— start of AVAILABLE RECORDS —

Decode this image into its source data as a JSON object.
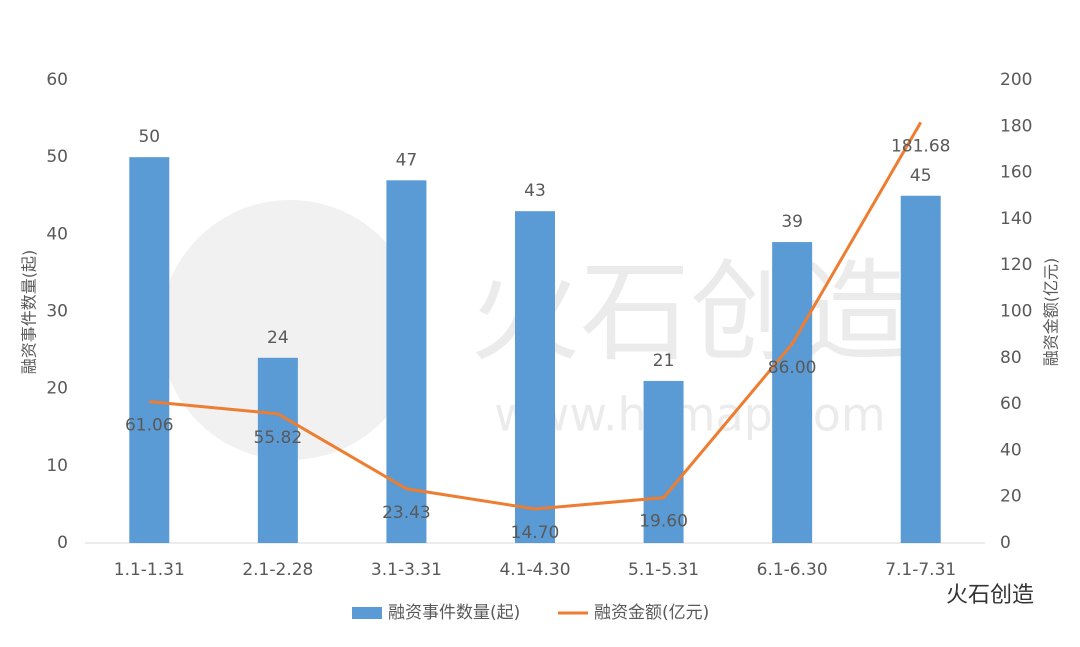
{
  "chart_data": {
    "type": "bar",
    "categories": [
      "1.1-1.31",
      "2.1-2.28",
      "3.1-3.31",
      "4.1-4.30",
      "5.1-5.31",
      "6.1-6.30",
      "7.1-7.31"
    ],
    "series": [
      {
        "name": "融资事件数量(起)",
        "type": "bar",
        "color": "#5b9bd5",
        "values": [
          50,
          24,
          47,
          43,
          21,
          39,
          45
        ]
      },
      {
        "name": "融资金额(亿元)",
        "type": "line",
        "axis": "y2",
        "color": "#ed7d31",
        "values": [
          61.06,
          55.82,
          23.43,
          14.7,
          19.6,
          86,
          181.68
        ],
        "value_labels": [
          "61.06",
          "55.82",
          "23.43",
          "14.70",
          "19.60",
          "86.00",
          "181.68"
        ]
      }
    ],
    "ylabel": "融资事件数量(起)",
    "y2label": "融资金额(亿元)",
    "ylim": [
      0,
      60
    ],
    "yticks": [
      0,
      10,
      20,
      30,
      40,
      50,
      60
    ],
    "y2lim": [
      0,
      200
    ],
    "y2ticks": [
      0,
      20,
      40,
      60,
      80,
      100,
      120,
      140,
      160,
      180,
      200
    ],
    "legend": "bottom"
  },
  "watermark": {
    "brand": "火石创造",
    "url": "www.hsmap.com"
  },
  "logo": "火石创造"
}
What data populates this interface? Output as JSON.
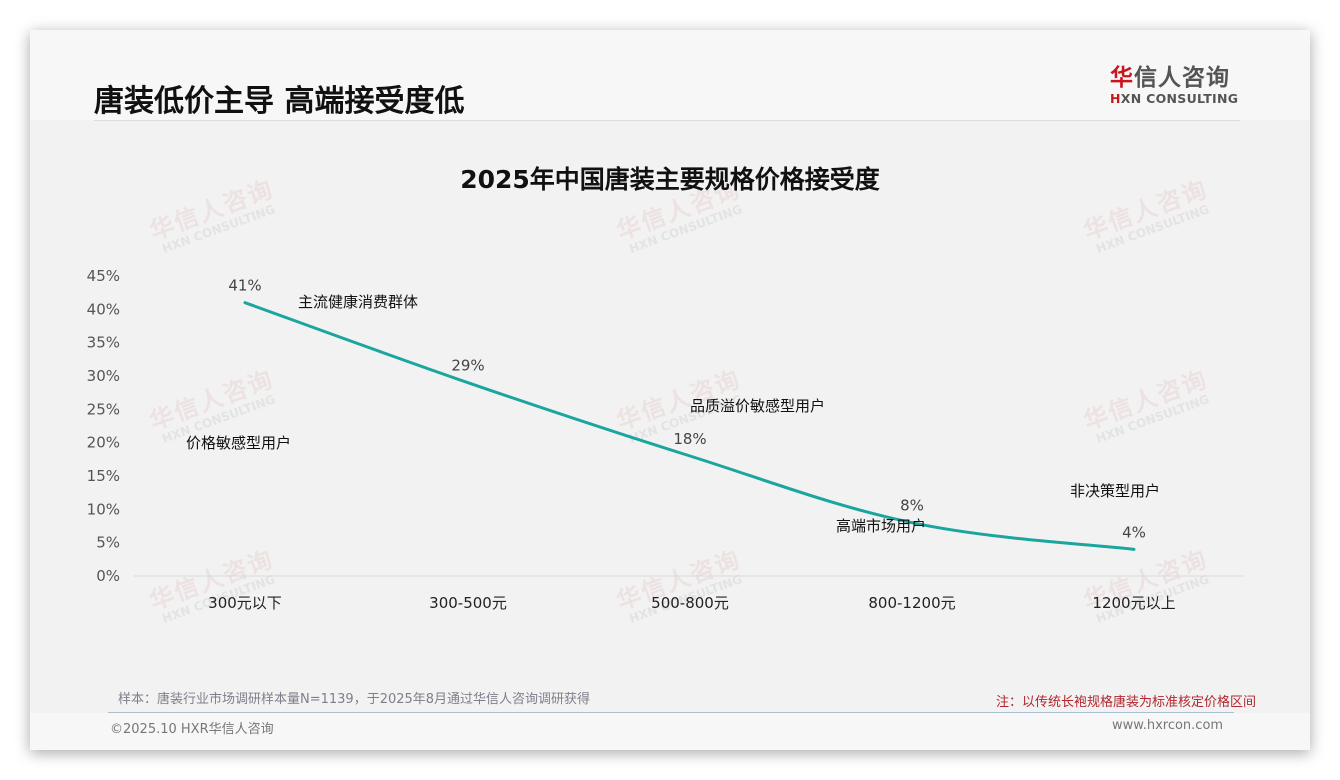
{
  "header": {
    "title": "唐装低价主导 高端接受度低",
    "logo": {
      "cn_first": "华",
      "cn_rest": "信人咨询",
      "en_first": "H",
      "en_rest": "XN CONSULTING"
    }
  },
  "watermark": {
    "cn": "华信人咨询",
    "en": "HXN CONSULTING"
  },
  "chart_data": {
    "type": "line",
    "title": "2025年中国唐装主要规格价格接受度",
    "categories": [
      "300元以下",
      "300-500元",
      "500-800元",
      "800-1200元",
      "1200元以上"
    ],
    "values": [
      41,
      29,
      18,
      8,
      4
    ],
    "data_labels": [
      "41%",
      "29%",
      "18%",
      "8%",
      "4%"
    ],
    "xlabel": "",
    "ylabel": "",
    "ylim": [
      0,
      45
    ],
    "yticks": [
      "45%",
      "40%",
      "35%",
      "30%",
      "25%",
      "20%",
      "15%",
      "10%",
      "5%",
      "0%"
    ],
    "grid": false,
    "legend": null,
    "line_color": "#1aa59e",
    "annotations": [
      {
        "text": "主流健康消费群体",
        "near": "300-500元"
      },
      {
        "text": "价格敏感型用户",
        "near": "300元以下"
      },
      {
        "text": "品质溢价敏感型用户",
        "near": "500-800元"
      },
      {
        "text": "高端市场用户",
        "near": "800-1200元"
      },
      {
        "text": "非决策型用户",
        "near": "1200元以上"
      }
    ]
  },
  "footer": {
    "sample_note": "样本：唐装行业市场调研样本量N=1139，于2025年8月通过华信人咨询调研获得",
    "price_note": "注：以传统长袍规格唐装为标准核定价格区间",
    "copyright": "©2025.10 HXR华信人咨询",
    "website": "www.hxrcon.com"
  }
}
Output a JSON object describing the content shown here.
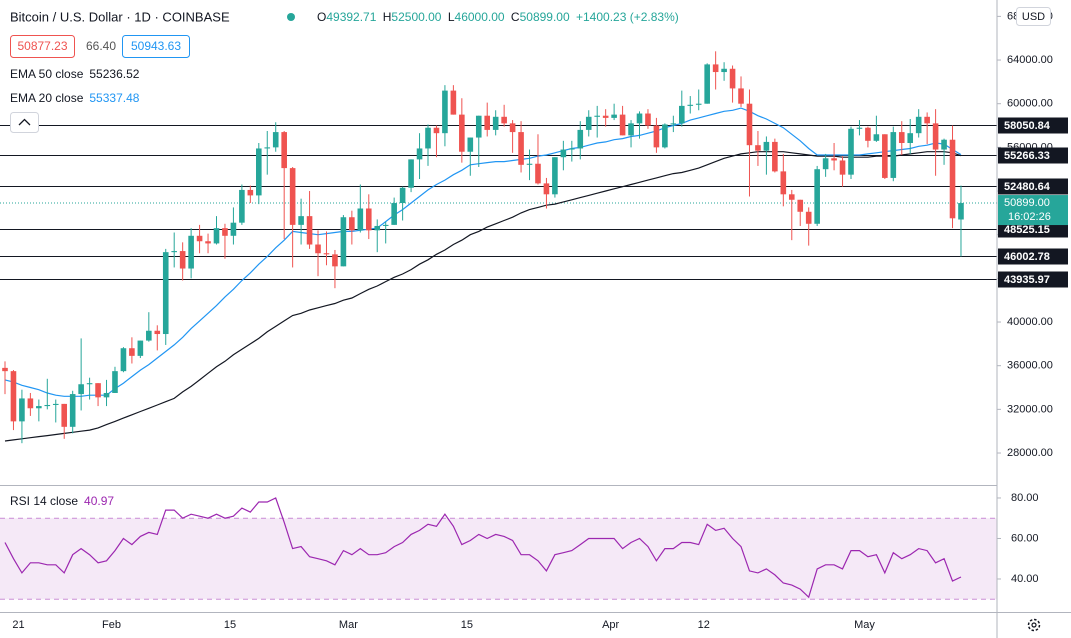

— end of AVAILABLE RECORDS —

* **EXERCISE BRIEF**: Track down every line holding the string "Output" and copy it.

* **PROBLEM SOLUTION**:
What data populates this interface? Output as JSON.
Output a JSON object describing the content shown here.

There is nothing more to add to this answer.